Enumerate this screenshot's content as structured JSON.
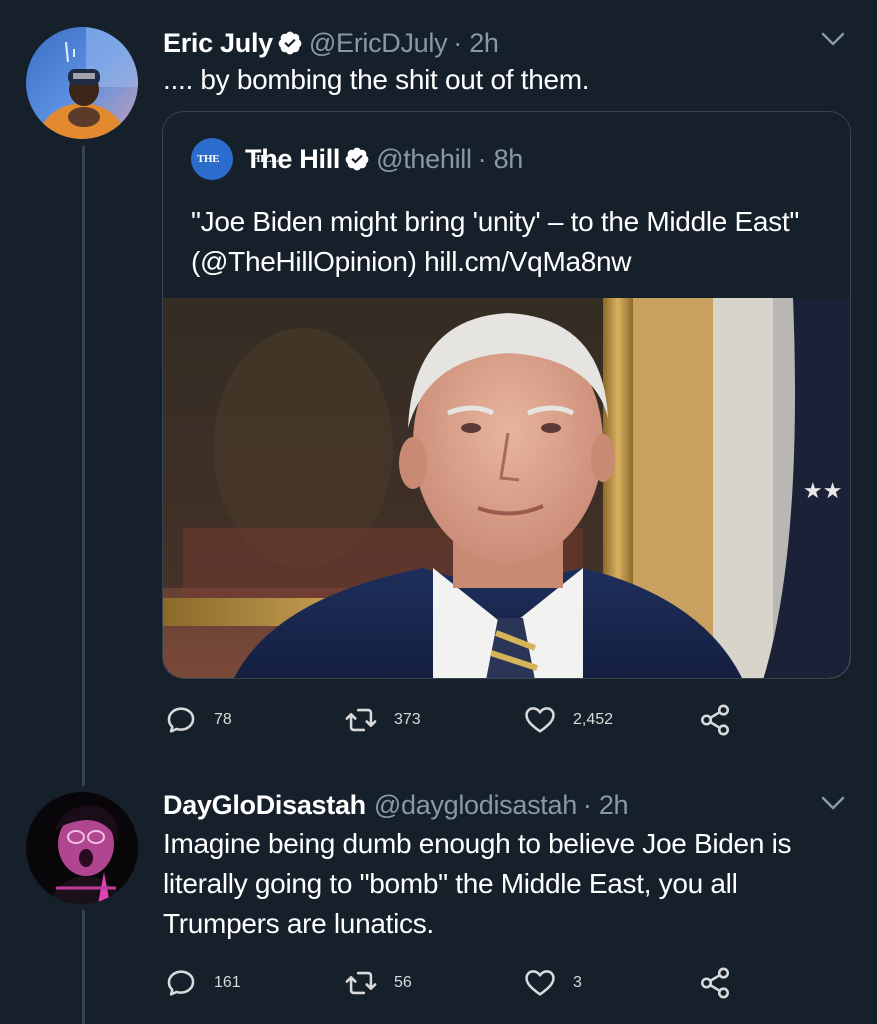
{
  "tweets": [
    {
      "display_name": "Eric July",
      "handle": "@EricDJuly",
      "time": "· 2h",
      "text": ".... by bombing the shit out of them.",
      "quote": {
        "display_name": "The Hill",
        "handle": "@thehill",
        "time": "· 8h",
        "logo_text": "THE HILL",
        "text": "\"Joe Biden might bring 'unity' – to the Middle East\" (@TheHillOpinion) hill.cm/VqMa8nw"
      },
      "replies": "78",
      "retweets": "373",
      "likes": "2,452"
    },
    {
      "display_name": "DayGloDisastah",
      "handle": "@dayglodisastah",
      "time": "· 2h",
      "text": "Imagine being dumb enough to believe Joe Biden is literally going to \"bomb\" the Middle East, you all Trumpers are lunatics.",
      "replies": "161",
      "retweets": "56",
      "likes": "3"
    }
  ],
  "colors": {
    "background": "#15202b",
    "secondary_text": "#8899a6",
    "border": "#38444d",
    "verified": "#ffffff"
  },
  "icons": [
    "reply-icon",
    "retweet-icon",
    "like-icon",
    "share-icon",
    "verified-badge-icon",
    "chevron-down-icon"
  ]
}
# # # # #
Directive: Pick out and copy every line that contains the word "handle".

Exercise output:
      "handle": "@EricDJuly",
        "handle": "@thehill",
      "handle": "@dayglodisastah",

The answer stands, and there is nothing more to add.